§ **Goal**:
Gather up all lines that carry the word "отказе".

======== Supplied entries

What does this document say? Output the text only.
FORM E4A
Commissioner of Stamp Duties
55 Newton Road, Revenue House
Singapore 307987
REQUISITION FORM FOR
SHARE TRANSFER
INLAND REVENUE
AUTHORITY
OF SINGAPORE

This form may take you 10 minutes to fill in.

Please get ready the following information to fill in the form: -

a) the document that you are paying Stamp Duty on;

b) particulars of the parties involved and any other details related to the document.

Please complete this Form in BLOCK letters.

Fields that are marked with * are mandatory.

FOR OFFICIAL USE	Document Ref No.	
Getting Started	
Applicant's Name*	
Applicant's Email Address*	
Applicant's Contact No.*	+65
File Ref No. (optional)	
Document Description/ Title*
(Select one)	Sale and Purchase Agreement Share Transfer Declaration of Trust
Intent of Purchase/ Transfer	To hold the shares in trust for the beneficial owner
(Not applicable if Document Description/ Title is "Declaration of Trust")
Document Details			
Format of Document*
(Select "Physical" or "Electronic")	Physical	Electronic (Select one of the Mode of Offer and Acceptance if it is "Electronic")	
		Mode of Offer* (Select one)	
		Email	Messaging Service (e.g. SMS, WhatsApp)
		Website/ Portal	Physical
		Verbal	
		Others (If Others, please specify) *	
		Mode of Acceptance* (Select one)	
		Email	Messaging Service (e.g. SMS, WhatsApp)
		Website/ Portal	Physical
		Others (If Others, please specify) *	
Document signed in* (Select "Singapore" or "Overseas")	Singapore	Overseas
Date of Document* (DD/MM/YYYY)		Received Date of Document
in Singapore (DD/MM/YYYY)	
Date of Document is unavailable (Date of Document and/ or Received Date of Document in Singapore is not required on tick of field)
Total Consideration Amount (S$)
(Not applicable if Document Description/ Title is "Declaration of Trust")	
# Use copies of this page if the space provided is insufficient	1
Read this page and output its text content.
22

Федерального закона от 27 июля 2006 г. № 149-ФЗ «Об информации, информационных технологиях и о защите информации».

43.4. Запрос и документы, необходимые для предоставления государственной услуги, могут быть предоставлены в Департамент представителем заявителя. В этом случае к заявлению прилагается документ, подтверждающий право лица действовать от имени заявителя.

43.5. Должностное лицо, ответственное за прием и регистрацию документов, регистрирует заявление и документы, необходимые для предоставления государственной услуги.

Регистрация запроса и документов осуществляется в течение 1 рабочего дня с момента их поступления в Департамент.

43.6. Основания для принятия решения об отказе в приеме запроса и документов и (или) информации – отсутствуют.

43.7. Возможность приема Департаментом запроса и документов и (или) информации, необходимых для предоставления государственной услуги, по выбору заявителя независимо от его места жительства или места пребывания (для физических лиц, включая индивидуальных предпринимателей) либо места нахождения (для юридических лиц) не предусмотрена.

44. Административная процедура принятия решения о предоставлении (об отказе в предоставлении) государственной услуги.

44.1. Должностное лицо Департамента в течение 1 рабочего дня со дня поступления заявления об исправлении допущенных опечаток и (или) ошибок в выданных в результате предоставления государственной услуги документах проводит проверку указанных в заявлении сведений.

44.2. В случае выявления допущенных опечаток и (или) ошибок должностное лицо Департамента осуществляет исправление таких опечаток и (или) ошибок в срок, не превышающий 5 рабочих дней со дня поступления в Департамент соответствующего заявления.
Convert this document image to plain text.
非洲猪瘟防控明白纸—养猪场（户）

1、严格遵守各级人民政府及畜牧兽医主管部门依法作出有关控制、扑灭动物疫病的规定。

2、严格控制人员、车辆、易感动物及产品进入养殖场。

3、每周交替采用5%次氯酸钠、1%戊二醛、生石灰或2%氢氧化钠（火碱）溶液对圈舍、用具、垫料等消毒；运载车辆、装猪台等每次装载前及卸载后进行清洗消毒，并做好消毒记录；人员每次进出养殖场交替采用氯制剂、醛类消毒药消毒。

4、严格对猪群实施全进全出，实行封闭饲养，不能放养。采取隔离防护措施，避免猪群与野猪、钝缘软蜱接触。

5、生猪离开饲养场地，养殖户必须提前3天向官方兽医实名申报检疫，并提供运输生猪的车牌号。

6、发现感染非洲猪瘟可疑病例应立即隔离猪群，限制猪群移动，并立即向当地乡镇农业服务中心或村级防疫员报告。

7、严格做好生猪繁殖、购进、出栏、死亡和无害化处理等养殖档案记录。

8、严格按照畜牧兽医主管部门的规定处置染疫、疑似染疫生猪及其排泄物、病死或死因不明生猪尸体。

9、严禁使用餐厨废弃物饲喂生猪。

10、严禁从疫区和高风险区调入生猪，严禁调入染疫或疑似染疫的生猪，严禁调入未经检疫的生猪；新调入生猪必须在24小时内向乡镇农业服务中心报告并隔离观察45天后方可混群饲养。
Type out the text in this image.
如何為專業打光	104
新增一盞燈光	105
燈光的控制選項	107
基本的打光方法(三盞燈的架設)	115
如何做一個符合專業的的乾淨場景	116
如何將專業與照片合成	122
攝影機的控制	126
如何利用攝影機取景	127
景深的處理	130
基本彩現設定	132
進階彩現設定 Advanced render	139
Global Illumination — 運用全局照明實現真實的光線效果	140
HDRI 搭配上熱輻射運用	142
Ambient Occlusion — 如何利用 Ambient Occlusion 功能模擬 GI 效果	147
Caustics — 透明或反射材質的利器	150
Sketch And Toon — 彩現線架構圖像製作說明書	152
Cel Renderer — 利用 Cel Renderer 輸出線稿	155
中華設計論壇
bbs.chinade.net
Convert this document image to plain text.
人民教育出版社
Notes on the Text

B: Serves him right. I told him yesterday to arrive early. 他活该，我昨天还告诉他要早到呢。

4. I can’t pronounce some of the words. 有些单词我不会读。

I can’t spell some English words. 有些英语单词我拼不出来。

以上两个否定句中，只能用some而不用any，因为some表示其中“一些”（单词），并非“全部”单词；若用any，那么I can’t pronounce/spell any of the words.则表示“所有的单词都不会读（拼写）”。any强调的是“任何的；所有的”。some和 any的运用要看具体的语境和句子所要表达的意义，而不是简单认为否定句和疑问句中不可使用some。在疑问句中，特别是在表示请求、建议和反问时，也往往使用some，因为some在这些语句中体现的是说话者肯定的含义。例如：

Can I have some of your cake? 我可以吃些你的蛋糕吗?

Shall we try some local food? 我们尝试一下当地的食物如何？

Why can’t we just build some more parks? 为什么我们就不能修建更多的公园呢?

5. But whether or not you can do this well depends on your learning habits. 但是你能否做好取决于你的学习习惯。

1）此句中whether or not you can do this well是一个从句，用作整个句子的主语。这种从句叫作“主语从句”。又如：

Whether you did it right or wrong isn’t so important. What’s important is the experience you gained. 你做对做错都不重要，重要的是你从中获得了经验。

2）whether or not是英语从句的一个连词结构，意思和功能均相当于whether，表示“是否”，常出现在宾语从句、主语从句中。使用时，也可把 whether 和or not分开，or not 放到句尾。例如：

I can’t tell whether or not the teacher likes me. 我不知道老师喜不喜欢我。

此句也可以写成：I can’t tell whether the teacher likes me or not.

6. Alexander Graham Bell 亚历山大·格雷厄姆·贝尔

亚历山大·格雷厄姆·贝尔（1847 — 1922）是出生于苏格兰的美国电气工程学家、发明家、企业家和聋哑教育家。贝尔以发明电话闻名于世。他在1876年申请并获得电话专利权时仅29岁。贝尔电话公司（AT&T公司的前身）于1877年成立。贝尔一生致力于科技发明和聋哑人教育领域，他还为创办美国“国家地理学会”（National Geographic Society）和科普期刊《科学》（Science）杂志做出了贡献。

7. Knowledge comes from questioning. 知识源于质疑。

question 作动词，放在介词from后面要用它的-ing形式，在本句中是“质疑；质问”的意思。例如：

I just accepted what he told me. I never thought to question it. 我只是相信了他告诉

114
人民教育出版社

================

§ **Correct result**:
43.6. Основания для принятия решения об отказе в приеме запроса и документов и (или) информации – отсутствуют.
44. Административная процедура принятия решения о предоставлении (об отказе в предоставлении) государственной услуги.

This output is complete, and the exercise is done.